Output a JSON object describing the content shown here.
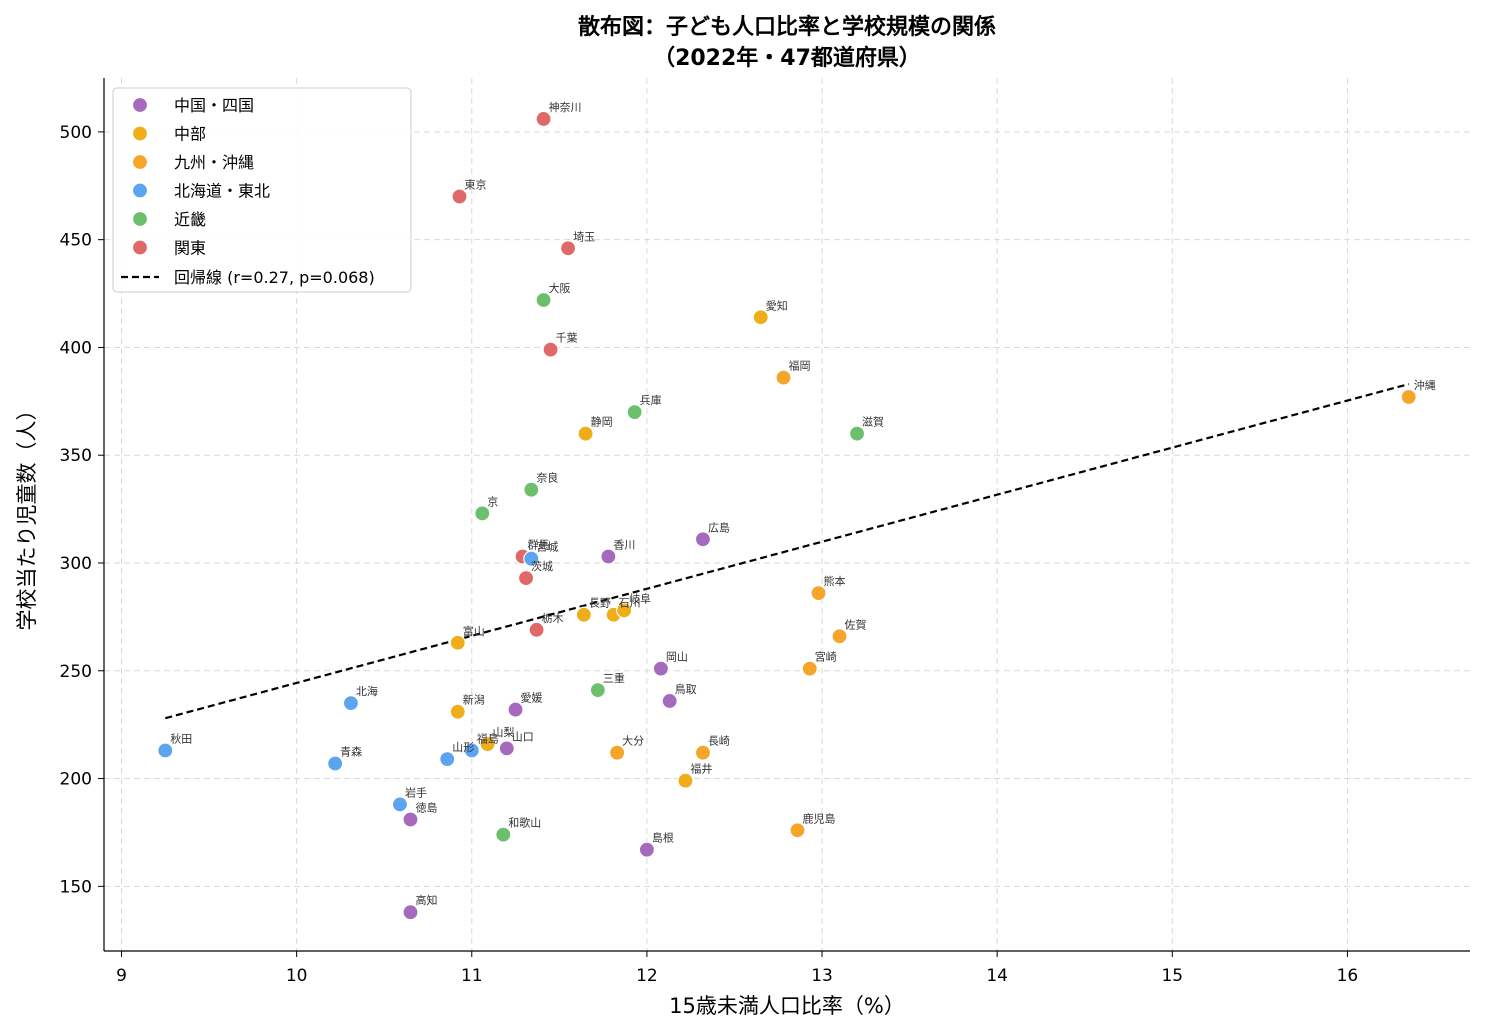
{
  "chart_data": {
    "type": "scatter",
    "title_line1": "散布図：子ども人口比率と学校規模の関係",
    "title_line2": "（2022年・47都道府県）",
    "xlabel": "15歳未満人口比率（%）",
    "ylabel": "学校当たり児童数（人）",
    "xlim": [
      8.9,
      16.7
    ],
    "ylim": [
      120,
      525
    ],
    "xticks": [
      9,
      10,
      11,
      12,
      13,
      14,
      15,
      16
    ],
    "yticks": [
      150,
      200,
      250,
      300,
      350,
      400,
      450,
      500
    ],
    "grid": true,
    "legend_position": "top-left",
    "groups": [
      {
        "name": "中国・四国",
        "color": "#a569bd"
      },
      {
        "name": "中部",
        "color": "#f0ad1a"
      },
      {
        "name": "九州・沖縄",
        "color": "#f5a52a"
      },
      {
        "name": "北海道・東北",
        "color": "#5ba4f0"
      },
      {
        "name": "近畿",
        "color": "#6cbf6c"
      },
      {
        "name": "関東",
        "color": "#e06868"
      }
    ],
    "regression": {
      "label": "回帰線 (r=0.27, p=0.068)",
      "x": [
        9.25,
        16.35
      ],
      "y": [
        228,
        383
      ],
      "color": "#000000"
    },
    "points": [
      {
        "label": "神奈川",
        "x": 11.41,
        "y": 506,
        "group": 5
      },
      {
        "label": "東京",
        "x": 10.93,
        "y": 470,
        "group": 5
      },
      {
        "label": "埼玉",
        "x": 11.55,
        "y": 446,
        "group": 5
      },
      {
        "label": "千葉",
        "x": 11.45,
        "y": 399,
        "group": 5
      },
      {
        "label": "群馬",
        "x": 11.29,
        "y": 303,
        "group": 5
      },
      {
        "label": "茨城",
        "x": 11.31,
        "y": 293,
        "group": 5
      },
      {
        "label": "栃木",
        "x": 11.37,
        "y": 269,
        "group": 5
      },
      {
        "label": "大阪",
        "x": 11.41,
        "y": 422,
        "group": 4
      },
      {
        "label": "兵庫",
        "x": 11.93,
        "y": 370,
        "group": 4
      },
      {
        "label": "滋賀",
        "x": 13.2,
        "y": 360,
        "group": 4
      },
      {
        "label": "奈良",
        "x": 11.34,
        "y": 334,
        "group": 4
      },
      {
        "label": "京",
        "x": 11.06,
        "y": 323,
        "group": 4
      },
      {
        "label": "三重",
        "x": 11.72,
        "y": 241,
        "group": 4
      },
      {
        "label": "和歌山",
        "x": 11.18,
        "y": 174,
        "group": 4
      },
      {
        "label": "宮城",
        "x": 11.34,
        "y": 302,
        "group": 3
      },
      {
        "label": "北海",
        "x": 10.31,
        "y": 235,
        "group": 3
      },
      {
        "label": "秋田",
        "x": 9.25,
        "y": 213,
        "group": 3
      },
      {
        "label": "青森",
        "x": 10.22,
        "y": 207,
        "group": 3
      },
      {
        "label": "山形",
        "x": 10.86,
        "y": 209,
        "group": 3
      },
      {
        "label": "福島",
        "x": 11.0,
        "y": 213,
        "group": 3
      },
      {
        "label": "岩手",
        "x": 10.59,
        "y": 188,
        "group": 3
      },
      {
        "label": "愛知",
        "x": 12.65,
        "y": 414,
        "group": 1
      },
      {
        "label": "静岡",
        "x": 11.65,
        "y": 360,
        "group": 1
      },
      {
        "label": "長野",
        "x": 11.64,
        "y": 276,
        "group": 1
      },
      {
        "label": "石川",
        "x": 11.81,
        "y": 276,
        "group": 1
      },
      {
        "label": "岐阜",
        "x": 11.87,
        "y": 278,
        "group": 1
      },
      {
        "label": "富山",
        "x": 10.92,
        "y": 263,
        "group": 1
      },
      {
        "label": "新潟",
        "x": 10.92,
        "y": 231,
        "group": 1
      },
      {
        "label": "山梨",
        "x": 11.09,
        "y": 216,
        "group": 1
      },
      {
        "label": "福井",
        "x": 12.22,
        "y": 199,
        "group": 1
      },
      {
        "label": "福岡",
        "x": 12.78,
        "y": 386,
        "group": 2
      },
      {
        "label": "沖縄",
        "x": 16.35,
        "y": 377,
        "group": 2
      },
      {
        "label": "熊本",
        "x": 12.98,
        "y": 286,
        "group": 2
      },
      {
        "label": "佐賀",
        "x": 13.1,
        "y": 266,
        "group": 2
      },
      {
        "label": "宮崎",
        "x": 12.93,
        "y": 251,
        "group": 2
      },
      {
        "label": "大分",
        "x": 11.83,
        "y": 212,
        "group": 2
      },
      {
        "label": "長崎",
        "x": 12.32,
        "y": 212,
        "group": 2
      },
      {
        "label": "鹿児島",
        "x": 12.86,
        "y": 176,
        "group": 2
      },
      {
        "label": "広島",
        "x": 12.32,
        "y": 311,
        "group": 0
      },
      {
        "label": "香川",
        "x": 11.78,
        "y": 303,
        "group": 0
      },
      {
        "label": "岡山",
        "x": 12.08,
        "y": 251,
        "group": 0
      },
      {
        "label": "鳥取",
        "x": 12.13,
        "y": 236,
        "group": 0
      },
      {
        "label": "愛媛",
        "x": 11.25,
        "y": 232,
        "group": 0
      },
      {
        "label": "山口",
        "x": 11.2,
        "y": 214,
        "group": 0
      },
      {
        "label": "徳島",
        "x": 10.65,
        "y": 181,
        "group": 0
      },
      {
        "label": "島根",
        "x": 12.0,
        "y": 167,
        "group": 0
      },
      {
        "label": "高知",
        "x": 10.65,
        "y": 138,
        "group": 0
      }
    ]
  }
}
________________________
Show, from the listing above, each line that contains the word "name".

Solution:
        "name": "中国・四国",
        "name": "中部",
        "name": "九州・沖縄",
        "name": "北海道・東北",
        "name": "近畿",
        "name": "関東",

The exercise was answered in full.